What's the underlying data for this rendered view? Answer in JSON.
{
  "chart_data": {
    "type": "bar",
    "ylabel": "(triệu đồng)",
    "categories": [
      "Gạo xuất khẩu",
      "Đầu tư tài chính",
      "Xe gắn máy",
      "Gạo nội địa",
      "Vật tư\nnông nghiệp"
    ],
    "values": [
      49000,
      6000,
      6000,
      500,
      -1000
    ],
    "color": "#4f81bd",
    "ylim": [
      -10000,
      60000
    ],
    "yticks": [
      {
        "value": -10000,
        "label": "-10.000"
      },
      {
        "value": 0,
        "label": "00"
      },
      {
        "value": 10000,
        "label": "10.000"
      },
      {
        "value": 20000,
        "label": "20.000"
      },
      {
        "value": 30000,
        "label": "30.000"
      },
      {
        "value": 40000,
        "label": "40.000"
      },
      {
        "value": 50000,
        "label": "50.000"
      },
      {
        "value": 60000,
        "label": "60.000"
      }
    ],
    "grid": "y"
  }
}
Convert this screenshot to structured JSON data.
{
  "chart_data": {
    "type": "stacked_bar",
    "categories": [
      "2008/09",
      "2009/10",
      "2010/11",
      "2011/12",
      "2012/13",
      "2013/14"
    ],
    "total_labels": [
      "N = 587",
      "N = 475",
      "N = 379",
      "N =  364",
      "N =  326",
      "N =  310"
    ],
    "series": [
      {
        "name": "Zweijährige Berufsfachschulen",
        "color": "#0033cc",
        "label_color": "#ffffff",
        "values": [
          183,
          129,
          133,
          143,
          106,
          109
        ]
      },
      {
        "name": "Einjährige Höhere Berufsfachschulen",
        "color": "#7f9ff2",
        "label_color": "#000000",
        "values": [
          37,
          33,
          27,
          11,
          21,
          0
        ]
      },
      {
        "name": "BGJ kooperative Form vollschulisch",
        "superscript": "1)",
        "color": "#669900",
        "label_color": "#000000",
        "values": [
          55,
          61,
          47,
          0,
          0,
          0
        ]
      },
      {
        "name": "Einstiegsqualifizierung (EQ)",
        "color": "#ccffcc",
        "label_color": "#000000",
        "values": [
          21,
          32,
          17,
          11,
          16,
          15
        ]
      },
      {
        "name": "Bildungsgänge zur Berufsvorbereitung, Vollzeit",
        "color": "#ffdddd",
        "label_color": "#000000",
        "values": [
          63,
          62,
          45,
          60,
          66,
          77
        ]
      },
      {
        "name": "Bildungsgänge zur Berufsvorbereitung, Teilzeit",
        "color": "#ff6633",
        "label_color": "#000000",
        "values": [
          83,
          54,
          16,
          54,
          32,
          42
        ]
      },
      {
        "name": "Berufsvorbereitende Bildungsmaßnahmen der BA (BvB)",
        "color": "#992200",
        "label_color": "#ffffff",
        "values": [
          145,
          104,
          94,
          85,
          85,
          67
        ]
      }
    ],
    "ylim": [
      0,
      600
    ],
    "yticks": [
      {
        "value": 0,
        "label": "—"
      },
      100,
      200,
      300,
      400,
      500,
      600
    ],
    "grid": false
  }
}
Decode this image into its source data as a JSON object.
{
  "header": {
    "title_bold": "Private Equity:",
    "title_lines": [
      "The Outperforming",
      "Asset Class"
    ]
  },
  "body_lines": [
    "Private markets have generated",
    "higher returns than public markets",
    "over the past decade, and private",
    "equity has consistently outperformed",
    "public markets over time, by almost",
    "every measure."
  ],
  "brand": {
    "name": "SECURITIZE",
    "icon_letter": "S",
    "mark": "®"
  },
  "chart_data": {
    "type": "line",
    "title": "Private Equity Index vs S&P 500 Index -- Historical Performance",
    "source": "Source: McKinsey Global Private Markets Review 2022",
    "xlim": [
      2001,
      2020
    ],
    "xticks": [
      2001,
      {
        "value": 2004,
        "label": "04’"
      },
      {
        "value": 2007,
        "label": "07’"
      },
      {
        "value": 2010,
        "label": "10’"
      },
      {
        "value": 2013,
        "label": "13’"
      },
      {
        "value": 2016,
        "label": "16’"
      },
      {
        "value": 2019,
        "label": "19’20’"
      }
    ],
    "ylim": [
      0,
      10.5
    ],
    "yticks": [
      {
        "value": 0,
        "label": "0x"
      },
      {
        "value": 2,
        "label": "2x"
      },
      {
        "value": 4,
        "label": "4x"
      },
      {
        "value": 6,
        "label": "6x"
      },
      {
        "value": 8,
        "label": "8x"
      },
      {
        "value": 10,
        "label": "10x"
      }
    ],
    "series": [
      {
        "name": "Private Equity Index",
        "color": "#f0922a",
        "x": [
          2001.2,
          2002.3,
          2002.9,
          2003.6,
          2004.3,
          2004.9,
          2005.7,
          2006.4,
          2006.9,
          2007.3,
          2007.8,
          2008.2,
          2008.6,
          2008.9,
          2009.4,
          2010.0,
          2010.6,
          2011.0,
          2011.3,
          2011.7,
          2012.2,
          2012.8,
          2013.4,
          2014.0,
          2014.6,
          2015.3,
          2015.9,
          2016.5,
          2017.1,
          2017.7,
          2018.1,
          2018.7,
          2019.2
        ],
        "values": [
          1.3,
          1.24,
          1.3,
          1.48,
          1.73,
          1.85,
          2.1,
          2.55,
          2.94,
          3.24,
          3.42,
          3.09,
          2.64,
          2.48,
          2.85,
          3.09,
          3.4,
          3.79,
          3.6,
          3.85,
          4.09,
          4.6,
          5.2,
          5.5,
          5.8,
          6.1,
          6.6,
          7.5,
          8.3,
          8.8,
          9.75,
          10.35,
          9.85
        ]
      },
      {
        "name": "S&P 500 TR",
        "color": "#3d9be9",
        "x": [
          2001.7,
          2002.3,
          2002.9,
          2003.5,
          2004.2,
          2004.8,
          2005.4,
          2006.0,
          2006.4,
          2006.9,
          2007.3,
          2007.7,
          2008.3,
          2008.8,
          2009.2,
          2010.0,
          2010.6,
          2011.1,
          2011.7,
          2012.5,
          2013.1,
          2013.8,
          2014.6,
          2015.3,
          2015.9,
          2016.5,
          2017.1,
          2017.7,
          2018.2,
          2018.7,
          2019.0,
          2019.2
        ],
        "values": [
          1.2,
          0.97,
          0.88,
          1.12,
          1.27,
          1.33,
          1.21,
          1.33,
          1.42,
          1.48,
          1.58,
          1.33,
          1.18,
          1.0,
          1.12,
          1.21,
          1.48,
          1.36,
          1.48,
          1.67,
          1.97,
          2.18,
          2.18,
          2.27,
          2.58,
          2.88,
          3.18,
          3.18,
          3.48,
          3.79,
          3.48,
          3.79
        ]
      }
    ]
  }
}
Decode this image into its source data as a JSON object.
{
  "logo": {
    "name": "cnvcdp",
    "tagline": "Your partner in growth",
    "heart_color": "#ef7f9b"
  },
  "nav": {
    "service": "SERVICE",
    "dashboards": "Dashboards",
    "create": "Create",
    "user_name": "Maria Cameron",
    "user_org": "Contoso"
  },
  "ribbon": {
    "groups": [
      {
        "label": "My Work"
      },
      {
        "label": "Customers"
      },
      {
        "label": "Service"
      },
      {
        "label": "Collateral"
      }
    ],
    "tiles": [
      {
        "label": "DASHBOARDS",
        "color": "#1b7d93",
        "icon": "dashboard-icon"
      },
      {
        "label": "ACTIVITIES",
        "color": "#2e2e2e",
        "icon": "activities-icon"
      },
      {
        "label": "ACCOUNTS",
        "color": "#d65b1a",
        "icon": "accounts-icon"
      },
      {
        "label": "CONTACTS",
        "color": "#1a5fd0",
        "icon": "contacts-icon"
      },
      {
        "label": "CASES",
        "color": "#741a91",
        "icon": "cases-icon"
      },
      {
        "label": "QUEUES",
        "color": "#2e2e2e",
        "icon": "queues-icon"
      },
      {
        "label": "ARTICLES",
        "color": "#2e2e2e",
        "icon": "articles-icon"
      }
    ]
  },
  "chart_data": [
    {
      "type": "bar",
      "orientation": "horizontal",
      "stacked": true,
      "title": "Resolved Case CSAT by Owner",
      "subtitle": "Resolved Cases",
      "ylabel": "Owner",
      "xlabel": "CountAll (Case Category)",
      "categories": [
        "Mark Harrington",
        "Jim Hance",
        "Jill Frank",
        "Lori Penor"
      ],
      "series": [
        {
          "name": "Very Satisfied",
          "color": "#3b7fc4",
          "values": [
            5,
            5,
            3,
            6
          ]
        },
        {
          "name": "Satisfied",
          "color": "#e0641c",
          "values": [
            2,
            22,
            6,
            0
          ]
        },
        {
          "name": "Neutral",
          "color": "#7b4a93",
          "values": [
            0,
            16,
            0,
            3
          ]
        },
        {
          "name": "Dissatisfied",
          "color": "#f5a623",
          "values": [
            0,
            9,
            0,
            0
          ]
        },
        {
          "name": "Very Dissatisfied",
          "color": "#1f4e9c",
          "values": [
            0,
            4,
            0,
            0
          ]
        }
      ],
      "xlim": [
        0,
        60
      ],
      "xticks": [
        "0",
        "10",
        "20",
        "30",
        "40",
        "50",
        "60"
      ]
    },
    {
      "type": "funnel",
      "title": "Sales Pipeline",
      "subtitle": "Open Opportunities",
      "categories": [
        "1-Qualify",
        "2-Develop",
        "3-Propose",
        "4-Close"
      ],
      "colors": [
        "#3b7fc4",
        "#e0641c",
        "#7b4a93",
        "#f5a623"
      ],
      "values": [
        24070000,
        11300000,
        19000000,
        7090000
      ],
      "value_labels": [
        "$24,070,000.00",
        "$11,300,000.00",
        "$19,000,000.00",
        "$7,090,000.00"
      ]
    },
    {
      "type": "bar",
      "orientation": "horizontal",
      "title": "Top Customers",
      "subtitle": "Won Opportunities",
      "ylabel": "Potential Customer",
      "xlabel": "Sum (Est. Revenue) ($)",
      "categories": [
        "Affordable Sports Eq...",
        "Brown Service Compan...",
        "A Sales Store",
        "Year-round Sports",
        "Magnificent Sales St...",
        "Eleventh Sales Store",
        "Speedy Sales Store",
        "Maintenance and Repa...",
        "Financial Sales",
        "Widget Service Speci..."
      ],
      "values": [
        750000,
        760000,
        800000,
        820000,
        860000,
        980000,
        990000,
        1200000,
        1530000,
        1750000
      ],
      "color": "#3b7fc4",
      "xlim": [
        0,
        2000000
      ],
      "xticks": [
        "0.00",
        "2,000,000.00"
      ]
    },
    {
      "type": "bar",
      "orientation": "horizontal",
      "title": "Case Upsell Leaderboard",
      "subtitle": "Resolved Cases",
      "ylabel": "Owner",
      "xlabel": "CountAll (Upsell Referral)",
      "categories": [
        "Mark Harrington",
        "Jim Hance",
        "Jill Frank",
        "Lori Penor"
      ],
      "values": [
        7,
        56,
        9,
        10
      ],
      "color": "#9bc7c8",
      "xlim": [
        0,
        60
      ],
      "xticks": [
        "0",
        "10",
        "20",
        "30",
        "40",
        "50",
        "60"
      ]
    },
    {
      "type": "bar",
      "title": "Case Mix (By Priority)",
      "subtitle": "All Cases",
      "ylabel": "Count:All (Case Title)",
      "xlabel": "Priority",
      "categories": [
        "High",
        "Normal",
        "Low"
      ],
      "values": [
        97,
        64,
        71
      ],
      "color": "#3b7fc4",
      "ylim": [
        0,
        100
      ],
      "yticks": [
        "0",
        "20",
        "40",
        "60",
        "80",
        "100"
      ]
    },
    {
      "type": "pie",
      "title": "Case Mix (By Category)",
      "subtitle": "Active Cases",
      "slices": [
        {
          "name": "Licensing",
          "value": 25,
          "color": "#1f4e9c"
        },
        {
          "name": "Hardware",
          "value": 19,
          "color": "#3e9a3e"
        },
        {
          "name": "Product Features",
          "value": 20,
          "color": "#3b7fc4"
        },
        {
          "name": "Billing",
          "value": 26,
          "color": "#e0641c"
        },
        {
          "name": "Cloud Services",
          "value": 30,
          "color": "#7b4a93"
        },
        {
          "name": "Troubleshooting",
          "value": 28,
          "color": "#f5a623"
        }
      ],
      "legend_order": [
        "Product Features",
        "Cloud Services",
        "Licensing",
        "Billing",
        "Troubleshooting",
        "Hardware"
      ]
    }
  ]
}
· · · · · · ·
Aim: Display every line of the listing that contains the string "Customers".

Solution for this task:
        "label": "Customers"
      "title": "Top Customers",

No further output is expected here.